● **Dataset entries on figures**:
⁂

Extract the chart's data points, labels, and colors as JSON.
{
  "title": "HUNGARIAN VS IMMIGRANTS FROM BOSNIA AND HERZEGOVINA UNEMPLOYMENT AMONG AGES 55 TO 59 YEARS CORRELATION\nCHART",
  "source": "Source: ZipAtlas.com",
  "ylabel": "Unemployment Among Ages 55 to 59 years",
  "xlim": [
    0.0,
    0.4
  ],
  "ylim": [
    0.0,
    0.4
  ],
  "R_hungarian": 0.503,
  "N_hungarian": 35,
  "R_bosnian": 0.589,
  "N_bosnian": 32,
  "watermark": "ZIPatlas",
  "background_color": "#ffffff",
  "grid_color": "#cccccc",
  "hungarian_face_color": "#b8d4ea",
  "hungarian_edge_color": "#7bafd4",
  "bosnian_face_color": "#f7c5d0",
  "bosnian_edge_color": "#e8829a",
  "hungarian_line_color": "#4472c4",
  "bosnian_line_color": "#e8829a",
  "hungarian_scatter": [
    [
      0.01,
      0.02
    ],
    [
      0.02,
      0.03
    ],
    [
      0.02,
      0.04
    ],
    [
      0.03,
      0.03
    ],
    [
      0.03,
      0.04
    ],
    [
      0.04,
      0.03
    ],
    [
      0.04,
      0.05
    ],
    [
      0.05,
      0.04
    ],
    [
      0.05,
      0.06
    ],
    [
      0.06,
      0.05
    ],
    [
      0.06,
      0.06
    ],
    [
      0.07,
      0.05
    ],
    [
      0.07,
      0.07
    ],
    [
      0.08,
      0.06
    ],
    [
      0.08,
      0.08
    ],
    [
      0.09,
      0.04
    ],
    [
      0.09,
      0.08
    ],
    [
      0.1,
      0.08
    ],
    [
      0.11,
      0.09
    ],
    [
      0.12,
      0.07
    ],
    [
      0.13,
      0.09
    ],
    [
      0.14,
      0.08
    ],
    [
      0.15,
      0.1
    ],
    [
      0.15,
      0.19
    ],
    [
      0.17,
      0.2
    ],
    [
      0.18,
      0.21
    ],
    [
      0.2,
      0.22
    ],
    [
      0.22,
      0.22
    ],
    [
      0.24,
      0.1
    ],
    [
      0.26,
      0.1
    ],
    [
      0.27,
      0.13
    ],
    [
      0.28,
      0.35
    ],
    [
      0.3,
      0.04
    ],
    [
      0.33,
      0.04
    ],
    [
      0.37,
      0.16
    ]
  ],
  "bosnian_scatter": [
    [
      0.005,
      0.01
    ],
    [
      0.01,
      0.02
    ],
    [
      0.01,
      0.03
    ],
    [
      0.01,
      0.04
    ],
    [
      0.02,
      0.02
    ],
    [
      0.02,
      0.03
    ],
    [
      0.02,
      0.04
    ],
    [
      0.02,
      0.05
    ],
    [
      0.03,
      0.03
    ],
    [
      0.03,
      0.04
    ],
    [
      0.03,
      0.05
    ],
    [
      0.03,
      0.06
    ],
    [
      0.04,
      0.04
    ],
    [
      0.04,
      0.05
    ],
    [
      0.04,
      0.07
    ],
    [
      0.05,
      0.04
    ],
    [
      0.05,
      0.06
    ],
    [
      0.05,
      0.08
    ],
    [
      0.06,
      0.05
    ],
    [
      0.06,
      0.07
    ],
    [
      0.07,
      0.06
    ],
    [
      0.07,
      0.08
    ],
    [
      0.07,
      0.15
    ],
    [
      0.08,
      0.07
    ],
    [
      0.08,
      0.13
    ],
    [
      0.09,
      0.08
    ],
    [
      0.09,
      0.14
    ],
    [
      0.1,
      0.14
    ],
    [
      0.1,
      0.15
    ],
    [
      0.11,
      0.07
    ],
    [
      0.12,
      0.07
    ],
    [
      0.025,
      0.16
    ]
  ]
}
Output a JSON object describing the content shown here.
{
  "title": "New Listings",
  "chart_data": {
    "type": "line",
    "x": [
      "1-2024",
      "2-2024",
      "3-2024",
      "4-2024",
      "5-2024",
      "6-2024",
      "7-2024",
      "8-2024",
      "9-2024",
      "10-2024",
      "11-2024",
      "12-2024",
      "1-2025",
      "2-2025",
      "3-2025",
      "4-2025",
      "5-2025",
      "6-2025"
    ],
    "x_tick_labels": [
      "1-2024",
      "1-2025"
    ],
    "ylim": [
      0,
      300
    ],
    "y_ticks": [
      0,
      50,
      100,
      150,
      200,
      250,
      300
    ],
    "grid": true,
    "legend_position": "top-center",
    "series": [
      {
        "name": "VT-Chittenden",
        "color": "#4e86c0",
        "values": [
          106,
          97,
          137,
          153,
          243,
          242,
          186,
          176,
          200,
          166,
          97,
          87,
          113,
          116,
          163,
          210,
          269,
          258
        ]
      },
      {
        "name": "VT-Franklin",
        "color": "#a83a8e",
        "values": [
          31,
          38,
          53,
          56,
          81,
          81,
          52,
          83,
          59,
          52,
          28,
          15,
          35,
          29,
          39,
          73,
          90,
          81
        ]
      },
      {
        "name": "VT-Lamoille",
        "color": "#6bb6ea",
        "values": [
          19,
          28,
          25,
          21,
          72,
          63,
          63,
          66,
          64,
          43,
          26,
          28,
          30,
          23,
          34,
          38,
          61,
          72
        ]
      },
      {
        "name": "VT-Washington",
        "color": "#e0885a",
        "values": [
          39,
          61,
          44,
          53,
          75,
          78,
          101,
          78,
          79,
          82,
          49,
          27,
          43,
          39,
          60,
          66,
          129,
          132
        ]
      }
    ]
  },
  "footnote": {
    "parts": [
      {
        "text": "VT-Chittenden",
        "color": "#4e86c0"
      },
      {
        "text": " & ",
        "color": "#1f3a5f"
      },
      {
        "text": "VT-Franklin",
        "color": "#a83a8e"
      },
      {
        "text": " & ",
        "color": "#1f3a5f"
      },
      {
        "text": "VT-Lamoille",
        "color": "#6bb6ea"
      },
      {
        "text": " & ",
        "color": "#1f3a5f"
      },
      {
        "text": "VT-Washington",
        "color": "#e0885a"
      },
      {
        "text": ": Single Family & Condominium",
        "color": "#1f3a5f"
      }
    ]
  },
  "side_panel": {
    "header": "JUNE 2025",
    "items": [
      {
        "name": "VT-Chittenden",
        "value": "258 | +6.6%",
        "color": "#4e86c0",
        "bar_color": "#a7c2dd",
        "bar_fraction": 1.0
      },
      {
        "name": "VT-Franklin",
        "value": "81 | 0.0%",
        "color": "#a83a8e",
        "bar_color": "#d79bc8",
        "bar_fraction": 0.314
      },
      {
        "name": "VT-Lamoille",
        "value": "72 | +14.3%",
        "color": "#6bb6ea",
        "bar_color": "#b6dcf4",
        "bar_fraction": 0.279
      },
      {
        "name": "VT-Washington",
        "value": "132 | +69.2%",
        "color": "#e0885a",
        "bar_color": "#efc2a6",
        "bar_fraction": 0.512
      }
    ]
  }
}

⁂

● **WRITTEN REQUEST**:
Transcribe every entry exactly, omitting nothing.

● **WORKED ANSWER**:
Extract the chart's data points, labels, and colors as JSON.
{
  "title": "HUNGARIAN VS IMMIGRANTS FROM BOSNIA AND HERZEGOVINA UNEMPLOYMENT AMONG AGES 55 TO 59 YEARS CORRELATION\nCHART",
  "source": "Source: ZipAtlas.com",
  "ylabel": "Unemployment Among Ages 55 to 59 years",
  "xlim": [
    0.0,
    0.4
  ],
  "ylim": [
    0.0,
    0.4
  ],
  "R_hungarian": 0.503,
  "N_hungarian": 35,
  "R_bosnian": 0.589,
  "N_bosnian": 32,
  "watermark": "ZIPatlas",
  "background_color": "#ffffff",
  "grid_color": "#cccccc",
  "hungarian_face_color": "#b8d4ea",
  "hungarian_edge_color": "#7bafd4",
  "bosnian_face_color": "#f7c5d0",
  "bosnian_edge_color": "#e8829a",
  "hungarian_line_color": "#4472c4",
  "bosnian_line_color": "#e8829a",
  "hungarian_scatter": [
    [
      0.01,
      0.02
    ],
    [
      0.02,
      0.03
    ],
    [
      0.02,
      0.04
    ],
    [
      0.03,
      0.03
    ],
    [
      0.03,
      0.04
    ],
    [
      0.04,
      0.03
    ],
    [
      0.04,
      0.05
    ],
    [
      0.05,
      0.04
    ],
    [
      0.05,
      0.06
    ],
    [
      0.06,
      0.05
    ],
    [
      0.06,
      0.06
    ],
    [
      0.07,
      0.05
    ],
    [
      0.07,
      0.07
    ],
    [
      0.08,
      0.06
    ],
    [
      0.08,
      0.08
    ],
    [
      0.09,
      0.04
    ],
    [
      0.09,
      0.08
    ],
    [
      0.1,
      0.08
    ],
    [
      0.11,
      0.09
    ],
    [
      0.12,
      0.07
    ],
    [
      0.13,
      0.09
    ],
    [
      0.14,
      0.08
    ],
    [
      0.15,
      0.1
    ],
    [
      0.15,
      0.19
    ],
    [
      0.17,
      0.2
    ],
    [
      0.18,
      0.21
    ],
    [
      0.2,
      0.22
    ],
    [
      0.22,
      0.22
    ],
    [
      0.24,
      0.1
    ],
    [
      0.26,
      0.1
    ],
    [
      0.27,
      0.13
    ],
    [
      0.28,
      0.35
    ],
    [
      0.3,
      0.04
    ],
    [
      0.33,
      0.04
    ],
    [
      0.37,
      0.16
    ]
  ],
  "bosnian_scatter": [
    [
      0.005,
      0.01
    ],
    [
      0.01,
      0.02
    ],
    [
      0.01,
      0.03
    ],
    [
      0.01,
      0.04
    ],
    [
      0.02,
      0.02
    ],
    [
      0.02,
      0.03
    ],
    [
      0.02,
      0.04
    ],
    [
      0.02,
      0.05
    ],
    [
      0.03,
      0.03
    ],
    [
      0.03,
      0.04
    ],
    [
      0.03,
      0.05
    ],
    [
      0.03,
      0.06
    ],
    [
      0.04,
      0.04
    ],
    [
      0.04,
      0.05
    ],
    [
      0.04,
      0.07
    ],
    [
      0.05,
      0.04
    ],
    [
      0.05,
      0.06
    ],
    [
      0.05,
      0.08
    ],
    [
      0.06,
      0.05
    ],
    [
      0.06,
      0.07
    ],
    [
      0.07,
      0.06
    ],
    [
      0.07,
      0.08
    ],
    [
      0.07,
      0.15
    ],
    [
      0.08,
      0.07
    ],
    [
      0.08,
      0.13
    ],
    [
      0.09,
      0.08
    ],
    [
      0.09,
      0.14
    ],
    [
      0.1,
      0.14
    ],
    [
      0.1,
      0.15
    ],
    [
      0.11,
      0.07
    ],
    [
      0.12,
      0.07
    ],
    [
      0.025,
      0.16
    ]
  ]
}
Output a JSON object describing the content shown here.
{
  "title": "New Listings",
  "chart_data": {
    "type": "line",
    "x": [
      "1-2024",
      "2-2024",
      "3-2024",
      "4-2024",
      "5-2024",
      "6-2024",
      "7-2024",
      "8-2024",
      "9-2024",
      "10-2024",
      "11-2024",
      "12-2024",
      "1-2025",
      "2-2025",
      "3-2025",
      "4-2025",
      "5-2025",
      "6-2025"
    ],
    "x_tick_labels": [
      "1-2024",
      "1-2025"
    ],
    "ylim": [
      0,
      300
    ],
    "y_ticks": [
      0,
      50,
      100,
      150,
      200,
      250,
      300
    ],
    "grid": true,
    "legend_position": "top-center",
    "series": [
      {
        "name": "VT-Chittenden",
        "color": "#4e86c0",
        "values": [
          106,
          97,
          137,
          153,
          243,
          242,
          186,
          176,
          200,
          166,
          97,
          87,
          113,
          116,
          163,
          210,
          269,
          258
        ]
      },
      {
        "name": "VT-Franklin",
        "color": "#a83a8e",
        "values": [
          31,
          38,
          53,
          56,
          81,
          81,
          52,
          83,
          59,
          52,
          28,
          15,
          35,
          29,
          39,
          73,
          90,
          81
        ]
      },
      {
        "name": "VT-Lamoille",
        "color": "#6bb6ea",
        "values": [
          19,
          28,
          25,
          21,
          72,
          63,
          63,
          66,
          64,
          43,
          26,
          28,
          30,
          23,
          34,
          38,
          61,
          72
        ]
      },
      {
        "name": "VT-Washington",
        "color": "#e0885a",
        "values": [
          39,
          61,
          44,
          53,
          75,
          78,
          101,
          78,
          79,
          82,
          49,
          27,
          43,
          39,
          60,
          66,
          129,
          132
        ]
      }
    ]
  },
  "footnote": {
    "parts": [
      {
        "text": "VT-Chittenden",
        "color": "#4e86c0"
      },
      {
        "text": " & ",
        "color": "#1f3a5f"
      },
      {
        "text": "VT-Franklin",
        "color": "#a83a8e"
      },
      {
        "text": " & ",
        "color": "#1f3a5f"
      },
      {
        "text": "VT-Lamoille",
        "color": "#6bb6ea"
      },
      {
        "text": " & ",
        "color": "#1f3a5f"
      },
      {
        "text": "VT-Washington",
        "color": "#e0885a"
      },
      {
        "text": ": Single Family & Condominium",
        "color": "#1f3a5f"
      }
    ]
  },
  "side_panel": {
    "header": "JUNE 2025",
    "items": [
      {
        "name": "VT-Chittenden",
        "value": "258 | +6.6%",
        "color": "#4e86c0",
        "bar_color": "#a7c2dd",
        "bar_fraction": 1.0
      },
      {
        "name": "VT-Franklin",
        "value": "81 | 0.0%",
        "color": "#a83a8e",
        "bar_color": "#d79bc8",
        "bar_fraction": 0.314
      },
      {
        "name": "VT-Lamoille",
        "value": "72 | +14.3%",
        "color": "#6bb6ea",
        "bar_color": "#b6dcf4",
        "bar_fraction": 0.279
      },
      {
        "name": "VT-Washington",
        "value": "132 | +69.2%",
        "color": "#e0885a",
        "bar_color": "#efc2a6",
        "bar_fraction": 0.512
      }
    ]
  }
}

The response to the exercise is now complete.